### TASK REQUIREMENTS
Retype each line of the material exactly, please, skipping any picture in it.

### RECORD SET

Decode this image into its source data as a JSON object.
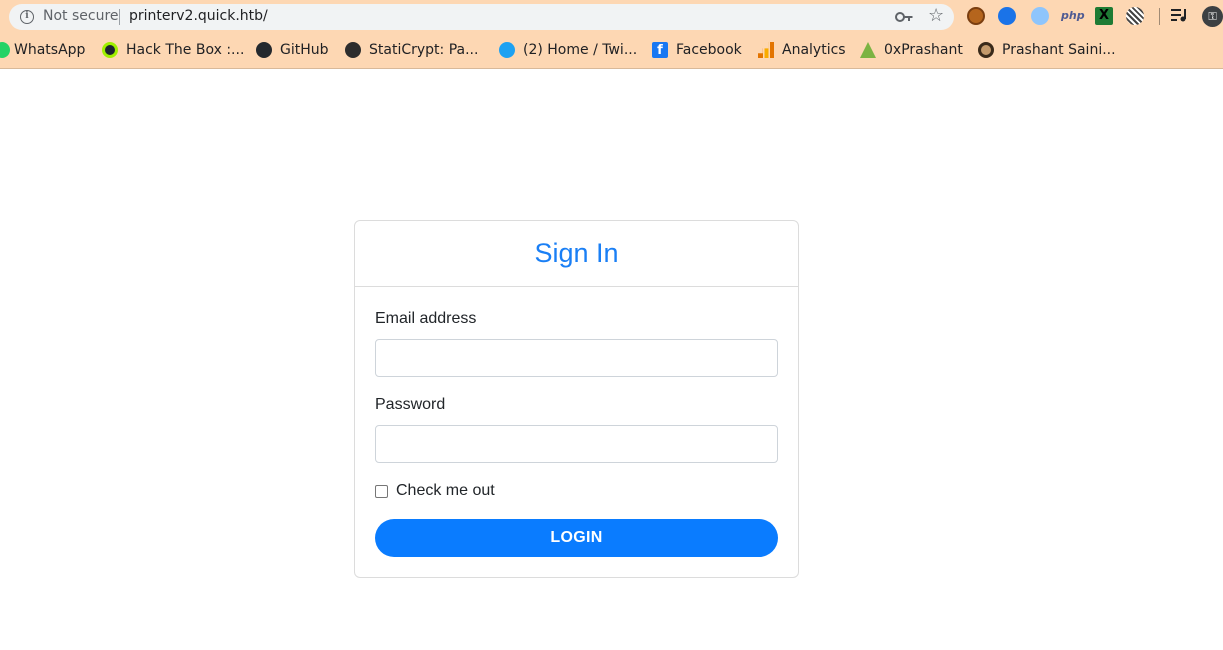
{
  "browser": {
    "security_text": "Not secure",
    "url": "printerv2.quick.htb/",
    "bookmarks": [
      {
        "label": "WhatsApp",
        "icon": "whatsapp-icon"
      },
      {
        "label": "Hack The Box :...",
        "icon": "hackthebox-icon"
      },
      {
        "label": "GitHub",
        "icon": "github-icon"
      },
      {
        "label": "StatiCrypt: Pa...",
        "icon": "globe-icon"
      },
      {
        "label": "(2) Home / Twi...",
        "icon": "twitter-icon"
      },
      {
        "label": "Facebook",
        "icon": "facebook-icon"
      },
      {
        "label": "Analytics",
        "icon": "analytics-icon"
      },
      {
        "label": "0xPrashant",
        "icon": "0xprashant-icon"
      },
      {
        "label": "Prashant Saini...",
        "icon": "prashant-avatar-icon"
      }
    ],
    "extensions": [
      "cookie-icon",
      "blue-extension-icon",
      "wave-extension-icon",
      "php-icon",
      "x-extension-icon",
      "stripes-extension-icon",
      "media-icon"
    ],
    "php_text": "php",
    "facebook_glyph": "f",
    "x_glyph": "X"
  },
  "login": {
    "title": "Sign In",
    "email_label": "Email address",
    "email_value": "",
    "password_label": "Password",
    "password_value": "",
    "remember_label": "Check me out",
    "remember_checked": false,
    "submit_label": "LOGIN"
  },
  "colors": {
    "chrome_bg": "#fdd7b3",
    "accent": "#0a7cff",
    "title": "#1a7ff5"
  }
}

### ANSWER TO THIS TASK
Decode this image into its source data as a JSON object.
{
  "browser": {
    "security_text": "Not secure",
    "url": "printerv2.quick.htb/",
    "bookmarks": [
      {
        "label": "WhatsApp",
        "icon": "whatsapp-icon"
      },
      {
        "label": "Hack The Box :...",
        "icon": "hackthebox-icon"
      },
      {
        "label": "GitHub",
        "icon": "github-icon"
      },
      {
        "label": "StatiCrypt: Pa...",
        "icon": "globe-icon"
      },
      {
        "label": "(2) Home / Twi...",
        "icon": "twitter-icon"
      },
      {
        "label": "Facebook",
        "icon": "facebook-icon"
      },
      {
        "label": "Analytics",
        "icon": "analytics-icon"
      },
      {
        "label": "0xPrashant",
        "icon": "0xprashant-icon"
      },
      {
        "label": "Prashant Saini...",
        "icon": "prashant-avatar-icon"
      }
    ],
    "extensions": [
      "cookie-icon",
      "blue-extension-icon",
      "wave-extension-icon",
      "php-icon",
      "x-extension-icon",
      "stripes-extension-icon",
      "media-icon"
    ],
    "php_text": "php",
    "facebook_glyph": "f",
    "x_glyph": "X"
  },
  "login": {
    "title": "Sign In",
    "email_label": "Email address",
    "email_value": "",
    "password_label": "Password",
    "password_value": "",
    "remember_label": "Check me out",
    "remember_checked": false,
    "submit_label": "LOGIN"
  },
  "colors": {
    "chrome_bg": "#fdd7b3",
    "accent": "#0a7cff",
    "title": "#1a7ff5"
  }
}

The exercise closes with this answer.